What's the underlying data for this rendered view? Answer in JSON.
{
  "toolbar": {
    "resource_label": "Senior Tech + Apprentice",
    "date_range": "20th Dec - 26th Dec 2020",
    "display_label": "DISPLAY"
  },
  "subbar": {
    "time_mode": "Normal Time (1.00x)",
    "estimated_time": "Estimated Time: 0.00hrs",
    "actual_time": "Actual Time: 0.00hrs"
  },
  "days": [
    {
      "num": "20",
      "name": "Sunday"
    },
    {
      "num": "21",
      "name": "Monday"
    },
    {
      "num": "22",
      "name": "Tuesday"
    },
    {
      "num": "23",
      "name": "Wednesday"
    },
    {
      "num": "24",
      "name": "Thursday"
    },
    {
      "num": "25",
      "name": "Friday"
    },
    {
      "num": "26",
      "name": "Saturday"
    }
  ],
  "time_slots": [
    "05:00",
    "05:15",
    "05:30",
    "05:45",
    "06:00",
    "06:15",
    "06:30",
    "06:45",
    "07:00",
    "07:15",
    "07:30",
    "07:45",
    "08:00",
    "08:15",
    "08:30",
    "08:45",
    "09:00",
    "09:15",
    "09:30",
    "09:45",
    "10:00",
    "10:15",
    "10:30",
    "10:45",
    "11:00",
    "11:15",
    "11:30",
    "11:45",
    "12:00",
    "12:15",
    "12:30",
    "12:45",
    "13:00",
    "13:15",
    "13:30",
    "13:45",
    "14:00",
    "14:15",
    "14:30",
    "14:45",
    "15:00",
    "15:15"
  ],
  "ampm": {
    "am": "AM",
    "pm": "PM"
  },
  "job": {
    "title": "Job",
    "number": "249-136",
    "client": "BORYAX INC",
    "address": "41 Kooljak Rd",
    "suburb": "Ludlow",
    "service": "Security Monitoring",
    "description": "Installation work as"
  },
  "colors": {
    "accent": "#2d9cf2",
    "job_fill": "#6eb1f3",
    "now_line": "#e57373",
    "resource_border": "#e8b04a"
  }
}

• **PROBLEM DETAILS**
Repeat the data precisely, line by line.

• **EXPECTED ANSWER**
What's the underlying data for this rendered view? Answer in JSON.
{
  "toolbar": {
    "resource_label": "Senior Tech + Apprentice",
    "date_range": "20th Dec - 26th Dec 2020",
    "display_label": "DISPLAY"
  },
  "subbar": {
    "time_mode": "Normal Time (1.00x)",
    "estimated_time": "Estimated Time: 0.00hrs",
    "actual_time": "Actual Time: 0.00hrs"
  },
  "days": [
    {
      "num": "20",
      "name": "Sunday"
    },
    {
      "num": "21",
      "name": "Monday"
    },
    {
      "num": "22",
      "name": "Tuesday"
    },
    {
      "num": "23",
      "name": "Wednesday"
    },
    {
      "num": "24",
      "name": "Thursday"
    },
    {
      "num": "25",
      "name": "Friday"
    },
    {
      "num": "26",
      "name": "Saturday"
    }
  ],
  "time_slots": [
    "05:00",
    "05:15",
    "05:30",
    "05:45",
    "06:00",
    "06:15",
    "06:30",
    "06:45",
    "07:00",
    "07:15",
    "07:30",
    "07:45",
    "08:00",
    "08:15",
    "08:30",
    "08:45",
    "09:00",
    "09:15",
    "09:30",
    "09:45",
    "10:00",
    "10:15",
    "10:30",
    "10:45",
    "11:00",
    "11:15",
    "11:30",
    "11:45",
    "12:00",
    "12:15",
    "12:30",
    "12:45",
    "13:00",
    "13:15",
    "13:30",
    "13:45",
    "14:00",
    "14:15",
    "14:30",
    "14:45",
    "15:00",
    "15:15"
  ],
  "ampm": {
    "am": "AM",
    "pm": "PM"
  },
  "job": {
    "title": "Job",
    "number": "249-136",
    "client": "BORYAX INC",
    "address": "41 Kooljak Rd",
    "suburb": "Ludlow",
    "service": "Security Monitoring",
    "description": "Installation work as"
  },
  "colors": {
    "accent": "#2d9cf2",
    "job_fill": "#6eb1f3",
    "now_line": "#e57373",
    "resource_border": "#e8b04a"
  }
}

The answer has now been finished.